──────── Excerpted records ────────

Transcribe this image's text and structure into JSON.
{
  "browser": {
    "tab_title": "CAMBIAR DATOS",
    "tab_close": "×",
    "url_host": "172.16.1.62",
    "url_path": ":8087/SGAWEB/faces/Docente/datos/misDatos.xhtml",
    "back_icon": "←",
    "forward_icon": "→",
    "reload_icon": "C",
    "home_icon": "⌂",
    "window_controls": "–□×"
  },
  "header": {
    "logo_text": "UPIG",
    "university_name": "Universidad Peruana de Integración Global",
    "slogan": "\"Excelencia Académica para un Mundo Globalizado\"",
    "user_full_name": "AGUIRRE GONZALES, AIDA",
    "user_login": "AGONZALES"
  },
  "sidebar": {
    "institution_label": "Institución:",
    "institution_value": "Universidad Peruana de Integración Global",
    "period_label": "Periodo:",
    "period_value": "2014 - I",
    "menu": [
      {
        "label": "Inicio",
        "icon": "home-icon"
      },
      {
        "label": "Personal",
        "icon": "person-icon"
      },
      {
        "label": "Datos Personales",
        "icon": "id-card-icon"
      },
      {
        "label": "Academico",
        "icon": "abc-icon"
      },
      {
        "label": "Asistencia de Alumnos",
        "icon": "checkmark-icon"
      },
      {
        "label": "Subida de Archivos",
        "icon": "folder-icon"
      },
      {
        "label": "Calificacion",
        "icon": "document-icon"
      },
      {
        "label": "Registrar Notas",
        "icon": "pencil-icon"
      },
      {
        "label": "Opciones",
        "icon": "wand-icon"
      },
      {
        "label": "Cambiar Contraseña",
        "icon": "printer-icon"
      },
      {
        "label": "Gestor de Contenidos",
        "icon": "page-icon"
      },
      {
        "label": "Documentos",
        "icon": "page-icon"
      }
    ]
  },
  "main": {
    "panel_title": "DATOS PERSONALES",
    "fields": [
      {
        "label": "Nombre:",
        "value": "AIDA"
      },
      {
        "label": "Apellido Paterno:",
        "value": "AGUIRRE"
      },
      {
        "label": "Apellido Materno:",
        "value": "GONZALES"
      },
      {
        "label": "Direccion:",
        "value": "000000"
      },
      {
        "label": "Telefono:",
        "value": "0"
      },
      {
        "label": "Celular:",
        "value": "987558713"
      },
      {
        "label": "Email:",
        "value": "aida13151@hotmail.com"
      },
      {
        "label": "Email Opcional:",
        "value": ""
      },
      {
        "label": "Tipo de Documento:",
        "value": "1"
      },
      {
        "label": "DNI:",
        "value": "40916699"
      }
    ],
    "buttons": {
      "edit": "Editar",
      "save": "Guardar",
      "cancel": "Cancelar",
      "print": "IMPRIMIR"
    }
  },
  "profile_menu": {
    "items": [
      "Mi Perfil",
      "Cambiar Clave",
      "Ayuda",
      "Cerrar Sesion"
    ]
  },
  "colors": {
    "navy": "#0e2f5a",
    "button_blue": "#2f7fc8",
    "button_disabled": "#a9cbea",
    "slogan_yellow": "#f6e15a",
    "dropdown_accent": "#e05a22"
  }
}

────────

The exercise: Set down every record above exactly as given.

Output:
Transcribe this image's text and structure into JSON.
{
  "browser": {
    "tab_title": "CAMBIAR DATOS",
    "tab_close": "×",
    "url_host": "172.16.1.62",
    "url_path": ":8087/SGAWEB/faces/Docente/datos/misDatos.xhtml",
    "back_icon": "←",
    "forward_icon": "→",
    "reload_icon": "C",
    "home_icon": "⌂",
    "window_controls": "–□×"
  },
  "header": {
    "logo_text": "UPIG",
    "university_name": "Universidad Peruana de Integración Global",
    "slogan": "\"Excelencia Académica para un Mundo Globalizado\"",
    "user_full_name": "AGUIRRE GONZALES, AIDA",
    "user_login": "AGONZALES"
  },
  "sidebar": {
    "institution_label": "Institución:",
    "institution_value": "Universidad Peruana de Integración Global",
    "period_label": "Periodo:",
    "period_value": "2014 - I",
    "menu": [
      {
        "label": "Inicio",
        "icon": "home-icon"
      },
      {
        "label": "Personal",
        "icon": "person-icon"
      },
      {
        "label": "Datos Personales",
        "icon": "id-card-icon"
      },
      {
        "label": "Academico",
        "icon": "abc-icon"
      },
      {
        "label": "Asistencia de Alumnos",
        "icon": "checkmark-icon"
      },
      {
        "label": "Subida de Archivos",
        "icon": "folder-icon"
      },
      {
        "label": "Calificacion",
        "icon": "document-icon"
      },
      {
        "label": "Registrar Notas",
        "icon": "pencil-icon"
      },
      {
        "label": "Opciones",
        "icon": "wand-icon"
      },
      {
        "label": "Cambiar Contraseña",
        "icon": "printer-icon"
      },
      {
        "label": "Gestor de Contenidos",
        "icon": "page-icon"
      },
      {
        "label": "Documentos",
        "icon": "page-icon"
      }
    ]
  },
  "main": {
    "panel_title": "DATOS PERSONALES",
    "fields": [
      {
        "label": "Nombre:",
        "value": "AIDA"
      },
      {
        "label": "Apellido Paterno:",
        "value": "AGUIRRE"
      },
      {
        "label": "Apellido Materno:",
        "value": "GONZALES"
      },
      {
        "label": "Direccion:",
        "value": "000000"
      },
      {
        "label": "Telefono:",
        "value": "0"
      },
      {
        "label": "Celular:",
        "value": "987558713"
      },
      {
        "label": "Email:",
        "value": "aida13151@hotmail.com"
      },
      {
        "label": "Email Opcional:",
        "value": ""
      },
      {
        "label": "Tipo de Documento:",
        "value": "1"
      },
      {
        "label": "DNI:",
        "value": "40916699"
      }
    ],
    "buttons": {
      "edit": "Editar",
      "save": "Guardar",
      "cancel": "Cancelar",
      "print": "IMPRIMIR"
    }
  },
  "profile_menu": {
    "items": [
      "Mi Perfil",
      "Cambiar Clave",
      "Ayuda",
      "Cerrar Sesion"
    ]
  },
  "colors": {
    "navy": "#0e2f5a",
    "button_blue": "#2f7fc8",
    "button_disabled": "#a9cbea",
    "slogan_yellow": "#f6e15a",
    "dropdown_accent": "#e05a22"
  }
}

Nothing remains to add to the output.